• **AIM**:
Your task is to transcribe all of the records exactly and leave out the pictures.

(Records)
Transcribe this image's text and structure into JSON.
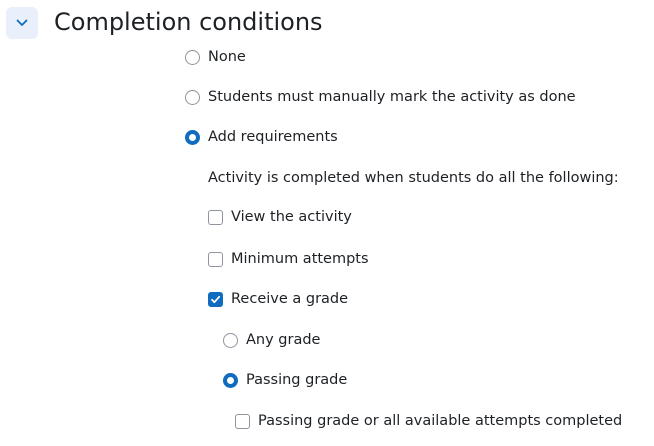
{
  "section": {
    "title": "Completion conditions",
    "collapse_icon": "chevron-down-icon",
    "accent": "#0f6cbf"
  },
  "completion": {
    "options": [
      {
        "label": "None",
        "selected": false
      },
      {
        "label": "Students must manually mark the activity as done",
        "selected": false
      },
      {
        "label": "Add requirements",
        "selected": true
      }
    ],
    "requirements_intro": "Activity is completed when students do all the following:",
    "requirements": {
      "view": {
        "label": "View the activity",
        "checked": false
      },
      "min_attempts": {
        "label": "Minimum attempts",
        "checked": false
      },
      "receive_grade": {
        "label": "Receive a grade",
        "checked": true
      }
    },
    "grade_options": [
      {
        "label": "Any grade",
        "selected": false
      },
      {
        "label": "Passing grade",
        "selected": true
      }
    ],
    "passing_or_attempts": {
      "label": "Passing grade or all available attempts completed",
      "checked": false
    }
  }
}
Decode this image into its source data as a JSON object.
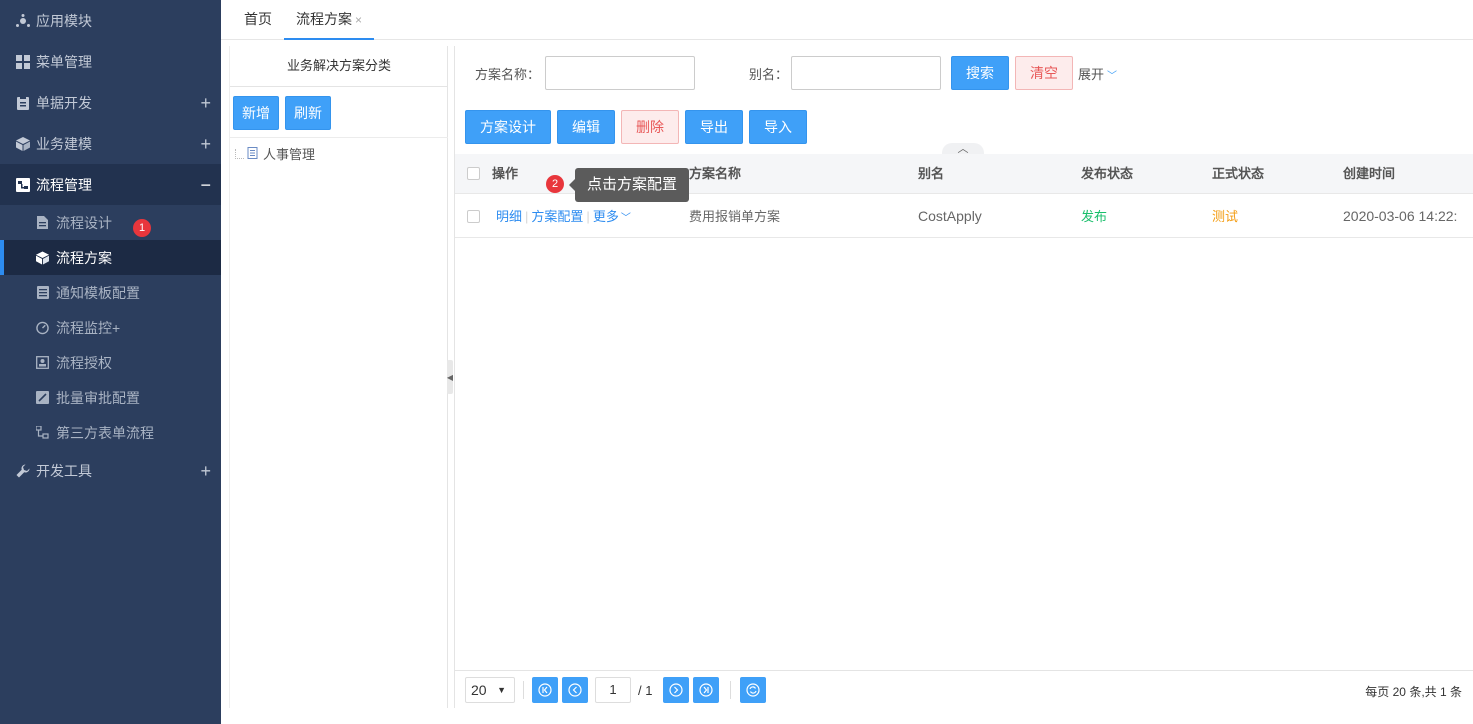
{
  "sidebar": {
    "items": [
      {
        "label": "应用模块",
        "icon": "org-icon",
        "plus": ""
      },
      {
        "label": "菜单管理",
        "icon": "grid-icon",
        "plus": ""
      },
      {
        "label": "单据开发",
        "icon": "clipboard-icon",
        "plus": "+"
      },
      {
        "label": "业务建模",
        "icon": "cube-icon",
        "plus": "+"
      },
      {
        "label": "流程管理",
        "icon": "flow-icon",
        "plus": "−"
      }
    ],
    "subitems": [
      {
        "label": "流程设计",
        "icon": "doc-icon"
      },
      {
        "label": "流程方案",
        "icon": "cube-icon"
      },
      {
        "label": "通知模板配置",
        "icon": "list-icon"
      },
      {
        "label": "流程监控",
        "icon": "gauge-icon"
      },
      {
        "label": "流程授权",
        "icon": "person-card-icon"
      },
      {
        "label": "批量审批配置",
        "icon": "edit-box-icon"
      },
      {
        "label": "第三方表单流程",
        "icon": "hierarchy-icon"
      }
    ],
    "dev_tools": {
      "label": "开发工具",
      "icon": "wrench-icon",
      "plus": "+"
    },
    "badge_1": "1"
  },
  "tabs": [
    {
      "label": "首页"
    },
    {
      "label": "流程方案",
      "close": "×"
    }
  ],
  "tree": {
    "title": "业务解决方案分类",
    "add_label": "新增",
    "refresh_label": "刷新",
    "node_label": "人事管理"
  },
  "search": {
    "name_label": "方案名称：",
    "name_value": "",
    "alias_label": "别名：",
    "alias_value": "",
    "search_label": "搜索",
    "clear_label": "清空",
    "expand_label": "展开"
  },
  "toolbar": {
    "design_label": "方案设计",
    "edit_label": "编辑",
    "delete_label": "删除",
    "export_label": "导出",
    "import_label": "导入"
  },
  "grid": {
    "columns": [
      "操作",
      "方案名称",
      "别名",
      "发布状态",
      "正式状态",
      "创建时间"
    ],
    "rows": [
      {
        "actions": [
          "明细",
          "方案配置",
          "更多"
        ],
        "name": "费用报销单方案",
        "alias": "CostApply",
        "publish_status": "发布",
        "formal_status": "测试",
        "created": "2020-03-06 14:22:"
      }
    ]
  },
  "tooltip": {
    "badge": "2",
    "text": "点击方案配置"
  },
  "pager": {
    "page_size": "20",
    "page_input": "1",
    "total_pages": "/ 1",
    "summary": "每页 20 条,共 1 条"
  },
  "colors": {
    "sidebar_bg": "#2c3e5e",
    "accent": "#2d8cf0",
    "button_blue": "#3fa0f8",
    "publish_green": "#19be6b",
    "test_orange": "#f39c12",
    "badge_red": "#e8363c"
  }
}
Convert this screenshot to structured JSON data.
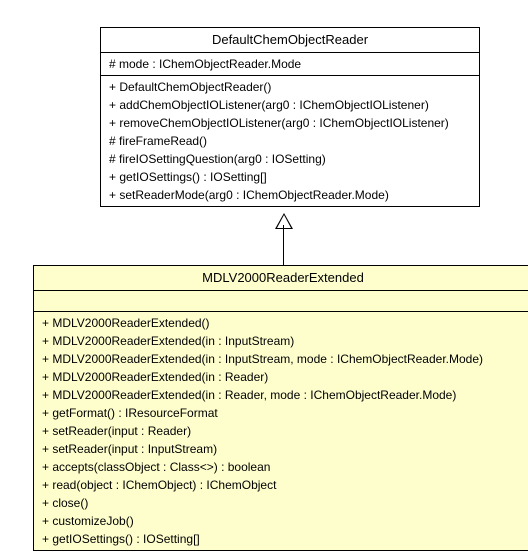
{
  "parent": {
    "name": "DefaultChemObjectReader",
    "attrs": [
      "# mode : IChemObjectReader.Mode"
    ],
    "methods": [
      "+ DefaultChemObjectReader()",
      "+ addChemObjectIOListener(arg0 : IChemObjectIOListener)",
      "+ removeChemObjectIOListener(arg0 : IChemObjectIOListener)",
      "# fireFrameRead()",
      "# fireIOSettingQuestion(arg0 : IOSetting)",
      "+ getIOSettings() : IOSetting[]",
      "+ setReaderMode(arg0 : IChemObjectReader.Mode)"
    ]
  },
  "child": {
    "name": "MDLV2000ReaderExtended",
    "attrs": [],
    "methods": [
      "+ MDLV2000ReaderExtended()",
      "+ MDLV2000ReaderExtended(in : InputStream)",
      "+ MDLV2000ReaderExtended(in : InputStream, mode : IChemObjectReader.Mode)",
      "+ MDLV2000ReaderExtended(in : Reader)",
      "+ MDLV2000ReaderExtended(in : Reader, mode : IChemObjectReader.Mode)",
      "+ getFormat() : IResourceFormat",
      "+ setReader(input : Reader)",
      "+ setReader(input : InputStream)",
      "+ accepts(classObject : Class<>) : boolean",
      "+ read(object : IChemObject) : IChemObject",
      "+ close()",
      "+ customizeJob()",
      "+ getIOSettings() : IOSetting[]"
    ]
  }
}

• **TASK SOLUTION**:
Transcribe this image's text and structure into JSON.
{
  "section": {
    "title": "Completion conditions",
    "collapse_icon": "chevron-down-icon",
    "accent": "#0f6cbf"
  },
  "completion": {
    "options": [
      {
        "label": "None",
        "selected": false
      },
      {
        "label": "Students must manually mark the activity as done",
        "selected": false
      },
      {
        "label": "Add requirements",
        "selected": true
      }
    ],
    "requirements_intro": "Activity is completed when students do all the following:",
    "requirements": {
      "view": {
        "label": "View the activity",
        "checked": false
      },
      "min_attempts": {
        "label": "Minimum attempts",
        "checked": false
      },
      "receive_grade": {
        "label": "Receive a grade",
        "checked": true
      }
    },
    "grade_options": [
      {
        "label": "Any grade",
        "selected": false
      },
      {
        "label": "Passing grade",
        "selected": true
      }
    ],
    "passing_or_attempts": {
      "label": "Passing grade or all available attempts completed",
      "checked": false
    }
  }
}
Decode this image into its source data as a JSON object.
{
  "sidebar": {
    "items": [
      {
        "label": "应用模块",
        "icon": "org-icon",
        "plus": ""
      },
      {
        "label": "菜单管理",
        "icon": "grid-icon",
        "plus": ""
      },
      {
        "label": "单据开发",
        "icon": "clipboard-icon",
        "plus": "+"
      },
      {
        "label": "业务建模",
        "icon": "cube-icon",
        "plus": "+"
      },
      {
        "label": "流程管理",
        "icon": "flow-icon",
        "plus": "−"
      }
    ],
    "subitems": [
      {
        "label": "流程设计",
        "icon": "doc-icon"
      },
      {
        "label": "流程方案",
        "icon": "cube-icon"
      },
      {
        "label": "通知模板配置",
        "icon": "list-icon"
      },
      {
        "label": "流程监控",
        "icon": "gauge-icon"
      },
      {
        "label": "流程授权",
        "icon": "person-card-icon"
      },
      {
        "label": "批量审批配置",
        "icon": "edit-box-icon"
      },
      {
        "label": "第三方表单流程",
        "icon": "hierarchy-icon"
      }
    ],
    "dev_tools": {
      "label": "开发工具",
      "icon": "wrench-icon",
      "plus": "+"
    },
    "badge_1": "1"
  },
  "tabs": [
    {
      "label": "首页"
    },
    {
      "label": "流程方案",
      "close": "×"
    }
  ],
  "tree": {
    "title": "业务解决方案分类",
    "add_label": "新增",
    "refresh_label": "刷新",
    "node_label": "人事管理"
  },
  "search": {
    "name_label": "方案名称：",
    "name_value": "",
    "alias_label": "别名：",
    "alias_value": "",
    "search_label": "搜索",
    "clear_label": "清空",
    "expand_label": "展开"
  },
  "toolbar": {
    "design_label": "方案设计",
    "edit_label": "编辑",
    "delete_label": "删除",
    "export_label": "导出",
    "import_label": "导入"
  },
  "grid": {
    "columns": [
      "操作",
      "方案名称",
      "别名",
      "发布状态",
      "正式状态",
      "创建时间"
    ],
    "rows": [
      {
        "actions": [
          "明细",
          "方案配置",
          "更多"
        ],
        "name": "费用报销单方案",
        "alias": "CostApply",
        "publish_status": "发布",
        "formal_status": "测试",
        "created": "2020-03-06 14:22:"
      }
    ]
  },
  "tooltip": {
    "badge": "2",
    "text": "点击方案配置"
  },
  "pager": {
    "page_size": "20",
    "page_input": "1",
    "total_pages": "/ 1",
    "summary": "每页 20 条,共 1 条"
  },
  "colors": {
    "sidebar_bg": "#2c3e5e",
    "accent": "#2d8cf0",
    "button_blue": "#3fa0f8",
    "publish_green": "#19be6b",
    "test_orange": "#f39c12",
    "badge_red": "#e8363c"
  }
}
Convert this screenshot to structured JSON data.
{
  "parent": {
    "name": "DefaultChemObjectReader",
    "attrs": [
      "# mode : IChemObjectReader.Mode"
    ],
    "methods": [
      "+ DefaultChemObjectReader()",
      "+ addChemObjectIOListener(arg0 : IChemObjectIOListener)",
      "+ removeChemObjectIOListener(arg0 : IChemObjectIOListener)",
      "# fireFrameRead()",
      "# fireIOSettingQuestion(arg0 : IOSetting)",
      "+ getIOSettings() : IOSetting[]",
      "+ setReaderMode(arg0 : IChemObjectReader.Mode)"
    ]
  },
  "child": {
    "name": "MDLV2000ReaderExtended",
    "attrs": [],
    "methods": [
      "+ MDLV2000ReaderExtended()",
      "+ MDLV2000ReaderExtended(in : InputStream)",
      "+ MDLV2000ReaderExtended(in : InputStream, mode : IChemObjectReader.Mode)",
      "+ MDLV2000ReaderExtended(in : Reader)",
      "+ MDLV2000ReaderExtended(in : Reader, mode : IChemObjectReader.Mode)",
      "+ getFormat() : IResourceFormat",
      "+ setReader(input : Reader)",
      "+ setReader(input : InputStream)",
      "+ accepts(classObject : Class<>) : boolean",
      "+ read(object : IChemObject) : IChemObject",
      "+ close()",
      "+ customizeJob()",
      "+ getIOSettings() : IOSetting[]"
    ]
  }
}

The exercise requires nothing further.